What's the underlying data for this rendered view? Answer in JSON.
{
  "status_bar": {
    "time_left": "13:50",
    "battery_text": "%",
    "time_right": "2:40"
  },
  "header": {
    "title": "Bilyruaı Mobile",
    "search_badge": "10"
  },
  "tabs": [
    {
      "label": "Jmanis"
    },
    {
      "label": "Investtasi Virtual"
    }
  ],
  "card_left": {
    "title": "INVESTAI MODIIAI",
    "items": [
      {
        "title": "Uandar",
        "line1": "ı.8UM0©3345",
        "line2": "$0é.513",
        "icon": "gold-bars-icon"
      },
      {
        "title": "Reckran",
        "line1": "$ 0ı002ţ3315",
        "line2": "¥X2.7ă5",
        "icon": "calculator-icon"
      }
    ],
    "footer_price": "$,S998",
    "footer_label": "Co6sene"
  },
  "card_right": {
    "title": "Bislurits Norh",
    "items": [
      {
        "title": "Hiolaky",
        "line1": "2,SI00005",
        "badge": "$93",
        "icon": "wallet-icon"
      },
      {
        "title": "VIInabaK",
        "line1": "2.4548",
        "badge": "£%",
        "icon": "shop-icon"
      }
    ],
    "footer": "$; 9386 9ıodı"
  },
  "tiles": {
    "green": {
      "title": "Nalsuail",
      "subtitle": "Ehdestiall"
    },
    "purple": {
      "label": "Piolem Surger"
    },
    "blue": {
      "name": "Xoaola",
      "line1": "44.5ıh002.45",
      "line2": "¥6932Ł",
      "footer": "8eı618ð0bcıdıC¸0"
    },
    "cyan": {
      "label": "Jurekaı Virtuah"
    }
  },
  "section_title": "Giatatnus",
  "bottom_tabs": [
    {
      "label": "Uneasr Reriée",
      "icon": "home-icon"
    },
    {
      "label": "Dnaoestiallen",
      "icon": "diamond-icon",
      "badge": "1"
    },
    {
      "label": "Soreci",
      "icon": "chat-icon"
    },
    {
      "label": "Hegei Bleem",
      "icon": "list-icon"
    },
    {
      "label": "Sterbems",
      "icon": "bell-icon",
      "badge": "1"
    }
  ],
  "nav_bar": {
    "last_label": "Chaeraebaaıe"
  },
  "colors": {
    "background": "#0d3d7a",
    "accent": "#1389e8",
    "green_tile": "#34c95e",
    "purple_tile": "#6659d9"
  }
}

...

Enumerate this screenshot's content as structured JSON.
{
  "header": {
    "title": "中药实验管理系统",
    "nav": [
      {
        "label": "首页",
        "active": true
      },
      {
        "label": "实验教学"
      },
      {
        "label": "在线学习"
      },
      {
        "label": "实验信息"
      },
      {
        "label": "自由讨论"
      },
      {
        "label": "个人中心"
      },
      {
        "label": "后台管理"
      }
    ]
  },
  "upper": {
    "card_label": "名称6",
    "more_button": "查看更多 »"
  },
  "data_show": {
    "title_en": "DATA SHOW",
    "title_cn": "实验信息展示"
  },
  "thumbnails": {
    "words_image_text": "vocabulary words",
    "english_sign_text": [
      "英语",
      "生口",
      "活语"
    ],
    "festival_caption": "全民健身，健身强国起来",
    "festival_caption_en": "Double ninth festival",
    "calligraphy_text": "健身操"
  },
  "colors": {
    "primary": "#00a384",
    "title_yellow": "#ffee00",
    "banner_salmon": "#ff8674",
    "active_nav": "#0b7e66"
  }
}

---

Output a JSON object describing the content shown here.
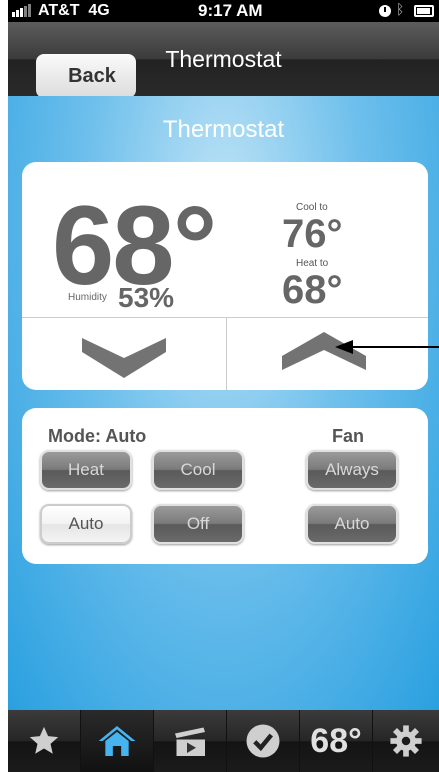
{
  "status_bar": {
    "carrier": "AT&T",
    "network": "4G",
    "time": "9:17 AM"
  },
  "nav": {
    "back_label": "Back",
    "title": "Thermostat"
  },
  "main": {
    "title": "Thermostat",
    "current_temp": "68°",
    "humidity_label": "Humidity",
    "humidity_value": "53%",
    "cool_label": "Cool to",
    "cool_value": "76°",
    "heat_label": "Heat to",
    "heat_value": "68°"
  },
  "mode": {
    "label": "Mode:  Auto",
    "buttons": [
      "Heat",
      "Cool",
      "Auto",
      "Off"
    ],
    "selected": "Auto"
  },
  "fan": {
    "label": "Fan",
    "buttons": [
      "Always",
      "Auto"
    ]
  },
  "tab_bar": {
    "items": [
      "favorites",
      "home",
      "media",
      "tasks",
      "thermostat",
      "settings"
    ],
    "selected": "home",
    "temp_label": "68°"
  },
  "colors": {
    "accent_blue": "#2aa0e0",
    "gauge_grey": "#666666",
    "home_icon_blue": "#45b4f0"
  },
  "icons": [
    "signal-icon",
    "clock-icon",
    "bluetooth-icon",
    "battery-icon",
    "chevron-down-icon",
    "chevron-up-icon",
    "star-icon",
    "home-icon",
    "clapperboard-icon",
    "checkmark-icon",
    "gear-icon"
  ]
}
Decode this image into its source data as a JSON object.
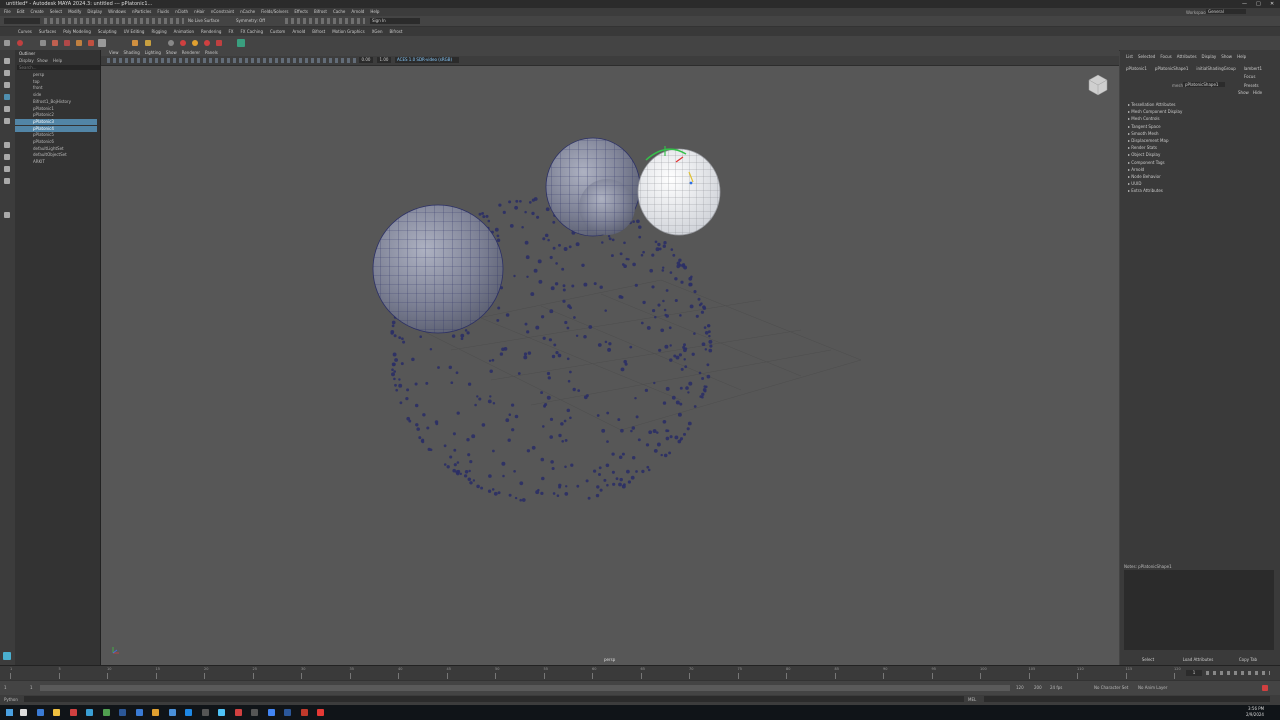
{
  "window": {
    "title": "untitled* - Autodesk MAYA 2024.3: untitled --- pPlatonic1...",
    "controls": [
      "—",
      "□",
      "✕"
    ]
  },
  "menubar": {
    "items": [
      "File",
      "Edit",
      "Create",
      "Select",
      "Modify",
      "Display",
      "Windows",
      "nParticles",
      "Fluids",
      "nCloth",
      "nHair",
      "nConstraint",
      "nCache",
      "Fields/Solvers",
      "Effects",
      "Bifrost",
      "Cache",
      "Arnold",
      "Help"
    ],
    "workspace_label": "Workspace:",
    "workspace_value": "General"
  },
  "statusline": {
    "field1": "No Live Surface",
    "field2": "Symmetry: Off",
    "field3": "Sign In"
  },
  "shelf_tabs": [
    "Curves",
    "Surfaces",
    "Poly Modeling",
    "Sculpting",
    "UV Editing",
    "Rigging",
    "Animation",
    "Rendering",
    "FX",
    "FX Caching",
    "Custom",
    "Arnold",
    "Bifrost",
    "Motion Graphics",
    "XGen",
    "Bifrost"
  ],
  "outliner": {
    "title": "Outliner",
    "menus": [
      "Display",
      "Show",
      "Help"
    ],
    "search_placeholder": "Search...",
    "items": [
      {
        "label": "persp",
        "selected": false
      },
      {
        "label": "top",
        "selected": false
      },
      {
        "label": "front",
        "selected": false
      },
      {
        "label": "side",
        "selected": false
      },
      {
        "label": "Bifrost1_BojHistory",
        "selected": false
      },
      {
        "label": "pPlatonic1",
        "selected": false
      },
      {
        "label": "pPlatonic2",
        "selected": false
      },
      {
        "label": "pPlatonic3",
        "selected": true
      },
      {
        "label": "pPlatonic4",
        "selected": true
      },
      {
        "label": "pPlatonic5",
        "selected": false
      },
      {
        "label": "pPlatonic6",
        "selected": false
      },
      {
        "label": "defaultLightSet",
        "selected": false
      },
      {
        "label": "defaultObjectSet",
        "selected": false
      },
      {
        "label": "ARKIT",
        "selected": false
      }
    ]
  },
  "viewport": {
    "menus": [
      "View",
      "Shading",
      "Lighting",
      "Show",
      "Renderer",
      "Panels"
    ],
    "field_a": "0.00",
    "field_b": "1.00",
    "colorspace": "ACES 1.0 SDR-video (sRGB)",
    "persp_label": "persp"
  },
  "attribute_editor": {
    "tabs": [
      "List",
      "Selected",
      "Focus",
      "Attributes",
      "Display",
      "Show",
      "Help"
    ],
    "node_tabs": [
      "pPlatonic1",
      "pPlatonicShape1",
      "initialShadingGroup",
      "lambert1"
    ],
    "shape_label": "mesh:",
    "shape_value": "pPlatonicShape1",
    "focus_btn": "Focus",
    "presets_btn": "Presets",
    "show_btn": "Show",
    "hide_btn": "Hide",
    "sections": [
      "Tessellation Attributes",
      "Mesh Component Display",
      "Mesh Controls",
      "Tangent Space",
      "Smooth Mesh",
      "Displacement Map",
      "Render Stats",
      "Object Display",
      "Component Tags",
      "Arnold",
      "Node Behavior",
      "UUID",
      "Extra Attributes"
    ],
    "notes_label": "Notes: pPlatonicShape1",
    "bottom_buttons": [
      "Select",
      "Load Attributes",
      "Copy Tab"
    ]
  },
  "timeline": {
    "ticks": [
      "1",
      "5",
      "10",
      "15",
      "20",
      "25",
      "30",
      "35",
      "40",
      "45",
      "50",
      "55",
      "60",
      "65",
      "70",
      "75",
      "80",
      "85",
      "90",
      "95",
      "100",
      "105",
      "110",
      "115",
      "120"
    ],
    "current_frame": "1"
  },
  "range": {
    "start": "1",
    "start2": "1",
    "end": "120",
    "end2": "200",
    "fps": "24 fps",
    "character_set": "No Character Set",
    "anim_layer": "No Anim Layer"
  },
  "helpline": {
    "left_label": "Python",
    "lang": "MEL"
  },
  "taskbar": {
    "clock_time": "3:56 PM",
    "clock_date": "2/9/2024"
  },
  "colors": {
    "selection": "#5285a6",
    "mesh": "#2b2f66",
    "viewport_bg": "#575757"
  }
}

**Brief:** From the listing above, copy out each line where the word "this" appears.

**Solution:**
What's the underlying data for this rendered view? Answer in JSON.
Enumerate this screenshot's content as structured JSON.
Decode this image into its source data as a JSON object.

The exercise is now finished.